_EXTRACT_

Aims: Atrial fibrillation (AF) cycle length (CL) has been demonstrated to be one of the predictors for termination during ablation for AF. We evaluated the AF CL gradient between right atrium (RA) and left atrium (LA) and their mean AF CL in predicting the extent of substrate ablation.

Methods And Results: One-hundred and thirty-six patients undergoing first ablation for persistent AF were studied. Stepwise ablation, sequentially in the following order: pulmonary veins (PV), LA, and RA, was performed to achieve AF termination. Stepwise ablation terminated AF in 110 patients (81%). In the AF termination group, AF was terminated by PV isolation (PVI) (Group P), PVI plus LA ablation (Group L), and PVI plus LA plus RA ablation (Group R) in 14 patients (13%), 49 patients (44%), and 47 patients (43%), respectively. Group R had much shorter mean AF CL than Group L (156 ± 18 vs. 174 ± 24 ms, P < 0.001) and mean AF CL in Group L was much shorter than Group P (174 ± 24 vs. 209 ± 36 ms, P = 0.004). The RA to LA AF CL gradient was not significantly different between left-side ablation (Group P + Group L) and additional RA ablation (Group R) (P = 0.177). Mean AF CL >180.50 ms predicted AF termination by PVI (Group P) with 79% sensitivity and 84% specificity while mean AF CL >165.25 ms predicted AF termination by left-side ablation (Group P + Group L) with 67% sensitivity and 75% specificity. After a mean follow-up of 15 ± 7 months, freedom from arrhythmia recurrence was significantly higher in left-side ablation (Group P + Group L) than additional RA ablation (Group R) (P = 0.024).

_EXERCISE INSTRUCTIONS_
Reproduce word for word the part of the atrial fibrillation abstract that opens with the words containing "Aims: Atrial fibrillation" and closes with "of substrate ablation.".

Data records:
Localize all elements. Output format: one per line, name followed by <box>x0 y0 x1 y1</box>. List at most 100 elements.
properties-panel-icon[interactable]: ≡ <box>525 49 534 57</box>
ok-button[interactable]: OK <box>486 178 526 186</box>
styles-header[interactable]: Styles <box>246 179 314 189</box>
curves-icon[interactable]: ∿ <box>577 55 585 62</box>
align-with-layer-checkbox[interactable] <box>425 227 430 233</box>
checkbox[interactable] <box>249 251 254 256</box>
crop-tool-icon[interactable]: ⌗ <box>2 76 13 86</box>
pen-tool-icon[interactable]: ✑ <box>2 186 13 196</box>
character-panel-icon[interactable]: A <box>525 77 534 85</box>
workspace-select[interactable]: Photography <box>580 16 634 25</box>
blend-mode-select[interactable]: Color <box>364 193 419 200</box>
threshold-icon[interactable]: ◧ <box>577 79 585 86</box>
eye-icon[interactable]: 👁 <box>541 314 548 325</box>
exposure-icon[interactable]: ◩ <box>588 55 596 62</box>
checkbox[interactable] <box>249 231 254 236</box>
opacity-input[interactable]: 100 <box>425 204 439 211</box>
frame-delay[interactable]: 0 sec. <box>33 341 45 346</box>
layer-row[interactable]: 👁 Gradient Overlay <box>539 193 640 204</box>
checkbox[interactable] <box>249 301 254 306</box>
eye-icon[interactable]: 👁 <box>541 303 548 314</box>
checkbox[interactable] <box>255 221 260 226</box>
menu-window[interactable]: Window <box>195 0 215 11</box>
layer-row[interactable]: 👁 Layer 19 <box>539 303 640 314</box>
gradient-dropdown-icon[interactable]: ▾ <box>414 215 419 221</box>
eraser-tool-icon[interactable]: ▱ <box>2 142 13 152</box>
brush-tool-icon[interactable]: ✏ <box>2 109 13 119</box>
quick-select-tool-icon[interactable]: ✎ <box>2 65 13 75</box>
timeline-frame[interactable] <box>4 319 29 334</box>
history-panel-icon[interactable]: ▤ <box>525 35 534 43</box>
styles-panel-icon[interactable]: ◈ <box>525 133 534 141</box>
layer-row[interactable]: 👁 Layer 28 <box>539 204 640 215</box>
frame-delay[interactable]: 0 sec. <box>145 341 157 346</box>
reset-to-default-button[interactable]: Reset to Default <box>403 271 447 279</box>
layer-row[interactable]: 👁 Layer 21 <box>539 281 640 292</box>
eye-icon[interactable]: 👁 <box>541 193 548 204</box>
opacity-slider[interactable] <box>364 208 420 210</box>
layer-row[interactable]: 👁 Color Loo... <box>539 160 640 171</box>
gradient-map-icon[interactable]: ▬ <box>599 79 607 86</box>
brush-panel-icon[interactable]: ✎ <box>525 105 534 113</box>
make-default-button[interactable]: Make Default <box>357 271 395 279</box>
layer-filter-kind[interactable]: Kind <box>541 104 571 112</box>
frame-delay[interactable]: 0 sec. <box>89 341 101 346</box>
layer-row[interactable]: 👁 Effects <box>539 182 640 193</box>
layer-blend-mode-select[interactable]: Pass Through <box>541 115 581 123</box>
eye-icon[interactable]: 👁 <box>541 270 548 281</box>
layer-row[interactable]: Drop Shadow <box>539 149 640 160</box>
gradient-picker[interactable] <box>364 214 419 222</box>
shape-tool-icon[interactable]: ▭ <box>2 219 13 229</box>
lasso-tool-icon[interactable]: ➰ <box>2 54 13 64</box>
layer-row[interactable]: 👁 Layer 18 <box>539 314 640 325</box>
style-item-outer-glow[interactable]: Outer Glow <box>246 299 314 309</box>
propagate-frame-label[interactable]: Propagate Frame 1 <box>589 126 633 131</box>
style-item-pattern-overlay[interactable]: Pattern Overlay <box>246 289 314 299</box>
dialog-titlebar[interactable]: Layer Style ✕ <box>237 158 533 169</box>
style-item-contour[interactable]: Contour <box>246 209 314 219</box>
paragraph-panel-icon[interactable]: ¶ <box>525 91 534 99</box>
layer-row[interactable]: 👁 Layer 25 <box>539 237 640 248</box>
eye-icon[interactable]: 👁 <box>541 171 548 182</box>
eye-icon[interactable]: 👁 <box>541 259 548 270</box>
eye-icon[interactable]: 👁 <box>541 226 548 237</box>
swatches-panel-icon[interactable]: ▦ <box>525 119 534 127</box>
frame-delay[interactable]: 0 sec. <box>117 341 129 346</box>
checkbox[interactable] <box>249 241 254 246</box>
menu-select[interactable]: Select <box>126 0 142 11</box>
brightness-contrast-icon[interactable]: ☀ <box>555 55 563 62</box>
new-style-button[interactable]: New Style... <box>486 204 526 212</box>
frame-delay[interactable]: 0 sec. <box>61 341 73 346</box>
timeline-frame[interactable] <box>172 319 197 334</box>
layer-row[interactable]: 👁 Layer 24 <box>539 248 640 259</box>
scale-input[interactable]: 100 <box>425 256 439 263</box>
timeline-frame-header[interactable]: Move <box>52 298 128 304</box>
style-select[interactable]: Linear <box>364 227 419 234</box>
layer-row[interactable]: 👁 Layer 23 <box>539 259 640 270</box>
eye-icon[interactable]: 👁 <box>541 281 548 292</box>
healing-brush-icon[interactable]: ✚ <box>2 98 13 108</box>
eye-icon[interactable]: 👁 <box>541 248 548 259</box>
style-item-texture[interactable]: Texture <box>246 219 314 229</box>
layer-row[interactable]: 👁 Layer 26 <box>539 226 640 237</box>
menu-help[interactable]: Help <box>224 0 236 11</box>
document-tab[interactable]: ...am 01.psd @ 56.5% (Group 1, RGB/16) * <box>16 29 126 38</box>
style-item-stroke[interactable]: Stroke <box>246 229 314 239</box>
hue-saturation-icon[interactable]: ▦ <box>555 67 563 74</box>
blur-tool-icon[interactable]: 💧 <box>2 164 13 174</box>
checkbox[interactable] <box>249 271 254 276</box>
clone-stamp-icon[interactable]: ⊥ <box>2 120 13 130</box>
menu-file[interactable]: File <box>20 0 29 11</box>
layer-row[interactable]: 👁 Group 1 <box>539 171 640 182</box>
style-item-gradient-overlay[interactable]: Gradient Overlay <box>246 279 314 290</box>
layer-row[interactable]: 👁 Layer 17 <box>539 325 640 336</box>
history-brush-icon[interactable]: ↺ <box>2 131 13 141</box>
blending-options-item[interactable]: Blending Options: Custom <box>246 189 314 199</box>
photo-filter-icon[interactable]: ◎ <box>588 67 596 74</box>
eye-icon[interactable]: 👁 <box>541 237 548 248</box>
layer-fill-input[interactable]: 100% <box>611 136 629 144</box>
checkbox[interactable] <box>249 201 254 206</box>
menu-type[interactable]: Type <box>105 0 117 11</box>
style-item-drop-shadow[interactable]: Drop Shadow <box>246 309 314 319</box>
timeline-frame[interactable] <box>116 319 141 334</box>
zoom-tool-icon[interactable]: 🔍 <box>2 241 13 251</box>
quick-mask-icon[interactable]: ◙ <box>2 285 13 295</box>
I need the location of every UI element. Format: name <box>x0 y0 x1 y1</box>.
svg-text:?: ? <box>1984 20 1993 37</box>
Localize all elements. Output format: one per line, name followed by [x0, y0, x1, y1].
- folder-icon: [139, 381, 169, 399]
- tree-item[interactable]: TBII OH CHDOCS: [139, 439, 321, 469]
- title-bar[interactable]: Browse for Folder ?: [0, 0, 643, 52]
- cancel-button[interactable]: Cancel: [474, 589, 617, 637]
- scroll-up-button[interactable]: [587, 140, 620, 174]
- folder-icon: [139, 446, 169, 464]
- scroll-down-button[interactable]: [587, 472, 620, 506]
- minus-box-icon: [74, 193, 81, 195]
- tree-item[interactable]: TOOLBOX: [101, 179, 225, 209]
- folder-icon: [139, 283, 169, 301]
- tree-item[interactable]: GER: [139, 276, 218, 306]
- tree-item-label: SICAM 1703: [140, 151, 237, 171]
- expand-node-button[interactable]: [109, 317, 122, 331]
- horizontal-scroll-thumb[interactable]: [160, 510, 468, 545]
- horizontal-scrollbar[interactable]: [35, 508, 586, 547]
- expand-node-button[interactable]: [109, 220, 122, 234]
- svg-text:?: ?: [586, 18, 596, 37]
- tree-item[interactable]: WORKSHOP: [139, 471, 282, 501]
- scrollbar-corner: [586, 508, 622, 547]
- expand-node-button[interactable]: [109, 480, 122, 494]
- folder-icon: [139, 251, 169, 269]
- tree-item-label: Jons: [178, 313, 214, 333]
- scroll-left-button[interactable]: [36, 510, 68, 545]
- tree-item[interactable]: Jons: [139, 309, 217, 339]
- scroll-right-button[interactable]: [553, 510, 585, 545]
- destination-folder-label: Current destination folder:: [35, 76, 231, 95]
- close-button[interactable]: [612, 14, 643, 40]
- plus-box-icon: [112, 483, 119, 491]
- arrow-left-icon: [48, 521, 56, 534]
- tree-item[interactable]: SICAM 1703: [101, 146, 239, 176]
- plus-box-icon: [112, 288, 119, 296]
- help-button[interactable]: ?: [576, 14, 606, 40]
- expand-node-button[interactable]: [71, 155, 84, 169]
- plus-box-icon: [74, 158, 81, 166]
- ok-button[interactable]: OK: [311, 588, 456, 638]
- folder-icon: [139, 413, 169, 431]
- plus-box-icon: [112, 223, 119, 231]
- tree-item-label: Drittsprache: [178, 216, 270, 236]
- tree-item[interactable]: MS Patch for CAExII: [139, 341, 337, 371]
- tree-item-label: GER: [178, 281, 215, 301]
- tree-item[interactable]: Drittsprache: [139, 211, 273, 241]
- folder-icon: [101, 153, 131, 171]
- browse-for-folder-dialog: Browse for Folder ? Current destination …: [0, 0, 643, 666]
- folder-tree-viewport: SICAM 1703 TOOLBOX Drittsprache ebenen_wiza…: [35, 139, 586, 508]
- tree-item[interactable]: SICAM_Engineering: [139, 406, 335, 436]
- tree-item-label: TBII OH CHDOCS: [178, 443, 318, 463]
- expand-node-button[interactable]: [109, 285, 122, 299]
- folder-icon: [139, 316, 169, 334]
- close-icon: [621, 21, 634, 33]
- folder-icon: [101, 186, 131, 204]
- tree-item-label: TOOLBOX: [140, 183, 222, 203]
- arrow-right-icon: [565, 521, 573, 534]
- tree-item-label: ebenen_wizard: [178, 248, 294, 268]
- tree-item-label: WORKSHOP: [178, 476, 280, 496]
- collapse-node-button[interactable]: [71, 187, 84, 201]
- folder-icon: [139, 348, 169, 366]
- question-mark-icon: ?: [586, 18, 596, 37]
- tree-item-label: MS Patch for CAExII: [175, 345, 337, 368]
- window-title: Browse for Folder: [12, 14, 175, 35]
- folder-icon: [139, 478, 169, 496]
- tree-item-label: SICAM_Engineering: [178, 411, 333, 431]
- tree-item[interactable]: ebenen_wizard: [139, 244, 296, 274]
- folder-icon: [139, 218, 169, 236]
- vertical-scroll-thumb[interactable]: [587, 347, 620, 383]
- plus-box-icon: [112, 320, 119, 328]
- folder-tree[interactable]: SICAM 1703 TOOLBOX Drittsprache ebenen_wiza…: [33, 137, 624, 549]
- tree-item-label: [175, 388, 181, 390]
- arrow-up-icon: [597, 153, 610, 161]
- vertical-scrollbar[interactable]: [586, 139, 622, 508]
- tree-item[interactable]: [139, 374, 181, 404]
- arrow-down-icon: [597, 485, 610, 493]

_SOLUTION FOR THIS PROBLEM_
Aims: Atrial fibrillation (AF) cycle length (CL) has been demonstrated to be one of the predictors for termination during ablation for AF. We evaluated the AF CL gradient between right atrium (RA) and left atrium (LA) and their mean AF CL in predicting the extent of substrate ablation.